WHAT THE EXERCISE ASKS:
Reproduce each line exactly, including spacing and punctuation.

(Data excerpts)
────────────────────
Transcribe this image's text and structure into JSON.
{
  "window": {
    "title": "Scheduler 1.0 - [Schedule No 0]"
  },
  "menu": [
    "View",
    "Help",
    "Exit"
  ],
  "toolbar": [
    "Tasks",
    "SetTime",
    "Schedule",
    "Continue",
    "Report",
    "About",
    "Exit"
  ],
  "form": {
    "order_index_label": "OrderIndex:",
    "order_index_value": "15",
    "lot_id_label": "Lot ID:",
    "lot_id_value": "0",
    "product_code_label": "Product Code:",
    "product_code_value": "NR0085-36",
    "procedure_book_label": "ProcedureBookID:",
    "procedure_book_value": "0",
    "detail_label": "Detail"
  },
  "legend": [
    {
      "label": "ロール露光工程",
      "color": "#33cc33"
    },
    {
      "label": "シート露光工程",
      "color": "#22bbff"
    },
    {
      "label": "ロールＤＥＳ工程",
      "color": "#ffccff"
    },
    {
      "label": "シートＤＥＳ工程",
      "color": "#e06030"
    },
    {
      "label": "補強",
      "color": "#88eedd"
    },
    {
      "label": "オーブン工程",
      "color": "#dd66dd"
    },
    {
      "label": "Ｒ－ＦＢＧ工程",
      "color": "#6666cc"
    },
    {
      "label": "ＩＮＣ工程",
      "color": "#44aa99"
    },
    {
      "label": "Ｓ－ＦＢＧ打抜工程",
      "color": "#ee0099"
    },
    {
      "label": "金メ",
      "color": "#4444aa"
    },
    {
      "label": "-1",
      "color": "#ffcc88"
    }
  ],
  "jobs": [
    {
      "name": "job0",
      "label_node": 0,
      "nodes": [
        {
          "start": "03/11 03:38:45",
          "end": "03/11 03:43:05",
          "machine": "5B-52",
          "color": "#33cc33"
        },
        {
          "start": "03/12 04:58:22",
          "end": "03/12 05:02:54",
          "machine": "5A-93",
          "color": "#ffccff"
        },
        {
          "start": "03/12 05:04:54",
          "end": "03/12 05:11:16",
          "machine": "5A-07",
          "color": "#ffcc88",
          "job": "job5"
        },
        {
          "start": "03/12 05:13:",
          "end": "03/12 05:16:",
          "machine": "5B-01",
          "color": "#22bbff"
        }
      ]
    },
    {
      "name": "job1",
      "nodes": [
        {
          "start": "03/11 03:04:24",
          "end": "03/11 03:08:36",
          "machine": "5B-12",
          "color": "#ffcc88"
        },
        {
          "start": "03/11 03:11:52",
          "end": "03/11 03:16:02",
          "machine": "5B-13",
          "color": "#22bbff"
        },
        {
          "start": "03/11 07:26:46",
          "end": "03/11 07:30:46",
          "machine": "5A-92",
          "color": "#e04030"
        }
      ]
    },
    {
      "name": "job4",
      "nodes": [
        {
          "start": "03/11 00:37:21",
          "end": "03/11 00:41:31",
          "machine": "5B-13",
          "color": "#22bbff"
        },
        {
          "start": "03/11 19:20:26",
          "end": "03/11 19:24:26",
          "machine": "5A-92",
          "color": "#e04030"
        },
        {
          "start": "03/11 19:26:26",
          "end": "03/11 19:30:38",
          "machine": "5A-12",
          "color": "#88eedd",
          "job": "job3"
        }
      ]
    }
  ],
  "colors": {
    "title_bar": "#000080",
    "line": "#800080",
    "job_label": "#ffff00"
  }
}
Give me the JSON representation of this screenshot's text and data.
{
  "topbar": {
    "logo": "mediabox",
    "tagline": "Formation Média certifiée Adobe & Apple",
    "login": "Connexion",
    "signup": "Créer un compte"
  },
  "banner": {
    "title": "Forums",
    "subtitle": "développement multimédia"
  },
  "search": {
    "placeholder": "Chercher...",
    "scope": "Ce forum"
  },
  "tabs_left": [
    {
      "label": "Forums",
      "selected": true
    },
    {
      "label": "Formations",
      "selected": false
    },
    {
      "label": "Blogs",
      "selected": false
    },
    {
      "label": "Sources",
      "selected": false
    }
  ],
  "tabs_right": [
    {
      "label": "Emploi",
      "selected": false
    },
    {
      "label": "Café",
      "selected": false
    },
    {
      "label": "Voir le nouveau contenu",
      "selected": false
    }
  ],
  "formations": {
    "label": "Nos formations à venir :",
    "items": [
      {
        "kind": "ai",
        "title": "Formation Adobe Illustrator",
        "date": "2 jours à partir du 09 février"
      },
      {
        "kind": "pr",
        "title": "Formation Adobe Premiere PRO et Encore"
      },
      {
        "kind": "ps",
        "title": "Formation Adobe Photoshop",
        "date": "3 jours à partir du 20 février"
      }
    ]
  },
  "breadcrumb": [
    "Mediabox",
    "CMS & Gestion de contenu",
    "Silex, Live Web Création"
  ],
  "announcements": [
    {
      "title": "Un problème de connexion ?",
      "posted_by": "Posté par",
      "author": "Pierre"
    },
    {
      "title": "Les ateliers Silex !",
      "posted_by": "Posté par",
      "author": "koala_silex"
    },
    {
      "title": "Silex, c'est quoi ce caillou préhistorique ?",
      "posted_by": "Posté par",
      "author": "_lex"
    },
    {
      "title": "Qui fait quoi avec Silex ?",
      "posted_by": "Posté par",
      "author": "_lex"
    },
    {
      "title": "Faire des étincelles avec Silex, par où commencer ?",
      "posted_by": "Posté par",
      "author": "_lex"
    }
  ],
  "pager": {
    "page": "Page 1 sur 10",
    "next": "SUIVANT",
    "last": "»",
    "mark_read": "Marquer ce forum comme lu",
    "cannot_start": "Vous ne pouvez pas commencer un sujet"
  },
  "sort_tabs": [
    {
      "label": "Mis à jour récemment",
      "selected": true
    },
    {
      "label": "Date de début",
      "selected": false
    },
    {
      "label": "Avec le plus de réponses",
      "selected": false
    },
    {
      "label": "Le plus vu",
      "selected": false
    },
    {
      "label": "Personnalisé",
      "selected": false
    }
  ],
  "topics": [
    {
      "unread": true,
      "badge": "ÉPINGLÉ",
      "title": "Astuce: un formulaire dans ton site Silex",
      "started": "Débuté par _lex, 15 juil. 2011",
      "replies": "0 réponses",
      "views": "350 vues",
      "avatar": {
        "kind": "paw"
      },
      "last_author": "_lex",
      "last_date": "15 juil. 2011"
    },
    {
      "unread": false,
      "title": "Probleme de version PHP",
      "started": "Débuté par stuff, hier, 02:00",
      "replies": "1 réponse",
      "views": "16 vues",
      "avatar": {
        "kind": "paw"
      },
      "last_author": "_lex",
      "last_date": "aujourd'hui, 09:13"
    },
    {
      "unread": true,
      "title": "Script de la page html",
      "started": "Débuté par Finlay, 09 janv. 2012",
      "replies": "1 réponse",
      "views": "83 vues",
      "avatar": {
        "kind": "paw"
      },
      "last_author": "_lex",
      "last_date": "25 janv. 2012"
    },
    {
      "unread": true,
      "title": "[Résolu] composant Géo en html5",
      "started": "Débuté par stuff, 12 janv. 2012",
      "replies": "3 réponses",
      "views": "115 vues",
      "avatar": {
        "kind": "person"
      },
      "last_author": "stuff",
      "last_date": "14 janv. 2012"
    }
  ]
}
────────────────────
SOLUTION:
Transcribe this image's text and structure into JSON.
{
  "window": {
    "title": "Scheduler 1.0 - [Schedule No 0]"
  },
  "menu": [
    "View",
    "Help",
    "Exit"
  ],
  "toolbar": [
    "Tasks",
    "SetTime",
    "Schedule",
    "Continue",
    "Report",
    "About",
    "Exit"
  ],
  "form": {
    "order_index_label": "OrderIndex:",
    "order_index_value": "15",
    "lot_id_label": "Lot ID:",
    "lot_id_value": "0",
    "product_code_label": "Product Code:",
    "product_code_value": "NR0085-36",
    "procedure_book_label": "ProcedureBookID:",
    "procedure_book_value": "0",
    "detail_label": "Detail"
  },
  "legend": [
    {
      "label": "ロール露光工程",
      "color": "#33cc33"
    },
    {
      "label": "シート露光工程",
      "color": "#22bbff"
    },
    {
      "label": "ロールＤＥＳ工程",
      "color": "#ffccff"
    },
    {
      "label": "シートＤＥＳ工程",
      "color": "#e06030"
    },
    {
      "label": "補強",
      "color": "#88eedd"
    },
    {
      "label": "オーブン工程",
      "color": "#dd66dd"
    },
    {
      "label": "Ｒ－ＦＢＧ工程",
      "color": "#6666cc"
    },
    {
      "label": "ＩＮＣ工程",
      "color": "#44aa99"
    },
    {
      "label": "Ｓ－ＦＢＧ打抜工程",
      "color": "#ee0099"
    },
    {
      "label": "金メ",
      "color": "#4444aa"
    },
    {
      "label": "-1",
      "color": "#ffcc88"
    }
  ],
  "jobs": [
    {
      "name": "job0",
      "label_node": 0,
      "nodes": [
        {
          "start": "03/11 03:38:45",
          "end": "03/11 03:43:05",
          "machine": "5B-52",
          "color": "#33cc33"
        },
        {
          "start": "03/12 04:58:22",
          "end": "03/12 05:02:54",
          "machine": "5A-93",
          "color": "#ffccff"
        },
        {
          "start": "03/12 05:04:54",
          "end": "03/12 05:11:16",
          "machine": "5A-07",
          "color": "#ffcc88",
          "job": "job5"
        },
        {
          "start": "03/12 05:13:",
          "end": "03/12 05:16:",
          "machine": "5B-01",
          "color": "#22bbff"
        }
      ]
    },
    {
      "name": "job1",
      "nodes": [
        {
          "start": "03/11 03:04:24",
          "end": "03/11 03:08:36",
          "machine": "5B-12",
          "color": "#ffcc88"
        },
        {
          "start": "03/11 03:11:52",
          "end": "03/11 03:16:02",
          "machine": "5B-13",
          "color": "#22bbff"
        },
        {
          "start": "03/11 07:26:46",
          "end": "03/11 07:30:46",
          "machine": "5A-92",
          "color": "#e04030"
        }
      ]
    },
    {
      "name": "job4",
      "nodes": [
        {
          "start": "03/11 00:37:21",
          "end": "03/11 00:41:31",
          "machine": "5B-13",
          "color": "#22bbff"
        },
        {
          "start": "03/11 19:20:26",
          "end": "03/11 19:24:26",
          "machine": "5A-92",
          "color": "#e04030"
        },
        {
          "start": "03/11 19:26:26",
          "end": "03/11 19:30:38",
          "machine": "5A-12",
          "color": "#88eedd",
          "job": "job3"
        }
      ]
    }
  ],
  "colors": {
    "title_bar": "#000080",
    "line": "#800080",
    "job_label": "#ffff00"
  }
}
Give me the JSON representation of this screenshot's text and data.
{
  "topbar": {
    "logo": "mediabox",
    "tagline": "Formation Média certifiée Adobe & Apple",
    "login": "Connexion",
    "signup": "Créer un compte"
  },
  "banner": {
    "title": "Forums",
    "subtitle": "développement multimédia"
  },
  "search": {
    "placeholder": "Chercher...",
    "scope": "Ce forum"
  },
  "tabs_left": [
    {
      "label": "Forums",
      "selected": true
    },
    {
      "label": "Formations",
      "selected": false
    },
    {
      "label": "Blogs",
      "selected": false
    },
    {
      "label": "Sources",
      "selected": false
    }
  ],
  "tabs_right": [
    {
      "label": "Emploi",
      "selected": false
    },
    {
      "label": "Café",
      "selected": false
    },
    {
      "label": "Voir le nouveau contenu",
      "selected": false
    }
  ],
  "formations": {
    "label": "Nos formations à venir :",
    "items": [
      {
        "kind": "ai",
        "title": "Formation Adobe Illustrator",
        "date": "2 jours à partir du 09 février"
      },
      {
        "kind": "pr",
        "title": "Formation Adobe Premiere PRO et Encore"
      },
      {
        "kind": "ps",
        "title": "Formation Adobe Photoshop",
        "date": "3 jours à partir du 20 février"
      }
    ]
  },
  "breadcrumb": [
    "Mediabox",
    "CMS & Gestion de contenu",
    "Silex, Live Web Création"
  ],
  "announcements": [
    {
      "title": "Un problème de connexion ?",
      "posted_by": "Posté par",
      "author": "Pierre"
    },
    {
      "title": "Les ateliers Silex !",
      "posted_by": "Posté par",
      "author": "koala_silex"
    },
    {
      "title": "Silex, c'est quoi ce caillou préhistorique ?",
      "posted_by": "Posté par",
      "author": "_lex"
    },
    {
      "title": "Qui fait quoi avec Silex ?",
      "posted_by": "Posté par",
      "author": "_lex"
    },
    {
      "title": "Faire des étincelles avec Silex, par où commencer ?",
      "posted_by": "Posté par",
      "author": "_lex"
    }
  ],
  "pager": {
    "page": "Page 1 sur 10",
    "next": "SUIVANT",
    "last": "»",
    "mark_read": "Marquer ce forum comme lu",
    "cannot_start": "Vous ne pouvez pas commencer un sujet"
  },
  "sort_tabs": [
    {
      "label": "Mis à jour récemment",
      "selected": true
    },
    {
      "label": "Date de début",
      "selected": false
    },
    {
      "label": "Avec le plus de réponses",
      "selected": false
    },
    {
      "label": "Le plus vu",
      "selected": false
    },
    {
      "label": "Personnalisé",
      "selected": false
    }
  ],
  "topics": [
    {
      "unread": true,
      "badge": "ÉPINGLÉ",
      "title": "Astuce: un formulaire dans ton site Silex",
      "started": "Débuté par _lex, 15 juil. 2011",
      "replies": "0 réponses",
      "views": "350 vues",
      "avatar": {
        "kind": "paw"
      },
      "last_author": "_lex",
      "last_date": "15 juil. 2011"
    },
    {
      "unread": false,
      "title": "Probleme de version PHP",
      "started": "Débuté par stuff, hier, 02:00",
      "replies": "1 réponse",
      "views": "16 vues",
      "avatar": {
        "kind": "paw"
      },
      "last_author": "_lex",
      "last_date": "aujourd'hui, 09:13"
    },
    {
      "unread": true,
      "title": "Script de la page html",
      "started": "Débuté par Finlay, 09 janv. 2012",
      "replies": "1 réponse",
      "views": "83 vues",
      "avatar": {
        "kind": "paw"
      },
      "last_author": "_lex",
      "last_date": "25 janv. 2012"
    },
    {
      "unread": true,
      "title": "[Résolu] composant Géo en html5",
      "started": "Débuté par stuff, 12 janv. 2012",
      "replies": "3 réponses",
      "views": "115 vues",
      "avatar": {
        "kind": "person"
      },
      "last_author": "stuff",
      "last_date": "14 janv. 2012"
    }
  ]
}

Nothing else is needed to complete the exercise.